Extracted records
___
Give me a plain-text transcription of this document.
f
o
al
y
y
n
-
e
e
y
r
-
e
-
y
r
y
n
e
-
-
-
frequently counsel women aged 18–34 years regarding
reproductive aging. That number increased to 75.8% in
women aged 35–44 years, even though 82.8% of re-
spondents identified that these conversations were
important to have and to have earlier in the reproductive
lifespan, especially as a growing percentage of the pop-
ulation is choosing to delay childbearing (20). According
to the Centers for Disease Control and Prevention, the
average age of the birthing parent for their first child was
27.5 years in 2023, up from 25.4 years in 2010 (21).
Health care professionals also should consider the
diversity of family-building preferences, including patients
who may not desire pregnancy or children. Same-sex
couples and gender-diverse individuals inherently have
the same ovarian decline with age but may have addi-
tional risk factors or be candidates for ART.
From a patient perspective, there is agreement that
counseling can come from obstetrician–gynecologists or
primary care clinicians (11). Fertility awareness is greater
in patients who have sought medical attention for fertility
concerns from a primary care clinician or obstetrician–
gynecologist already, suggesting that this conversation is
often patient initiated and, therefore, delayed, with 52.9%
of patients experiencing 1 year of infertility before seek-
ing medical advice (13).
___
## TASK PROMPT
Retype each line of the data exactly as it reads.

## RESULT
Give me a plain-text transcription of this document.
f
o
al
y
y
n
-
e
e
y
r
-
e
-
y
r
y
n
e
-
-
-
frequently counsel women aged 18–34 years regarding
reproductive aging. That number increased to 75.8% in
women aged 35–44 years, even though 82.8% of re-
spondents identified that these conversations were
important to have and to have earlier in the reproductive
lifespan, especially as a growing percentage of the pop-
ulation is choosing to delay childbearing (20). According
to the Centers for Disease Control and Prevention, the
average age of the birthing parent for their first child was
27.5 years in 2023, up from 25.4 years in 2010 (21).
Health care professionals also should consider the
diversity of family-building preferences, including patients
who may not desire pregnancy or children. Same-sex
couples and gender-diverse individuals inherently have
the same ovarian decline with age but may have addi-
tional risk factors or be candidates for ART.
From a patient perspective, there is agreement that
counseling can come from obstetrician–gynecologists or
primary care clinicians (11). Fertility awareness is greater
in patients who have sought medical attention for fertility
concerns from a primary care clinician or obstetrician–
gynecologist already, suggesting that this conversation is
often patient initiated and, therefore, delayed, with 52.9%
of patients experiencing 1 year of infertility before seek-
ing medical advice (13).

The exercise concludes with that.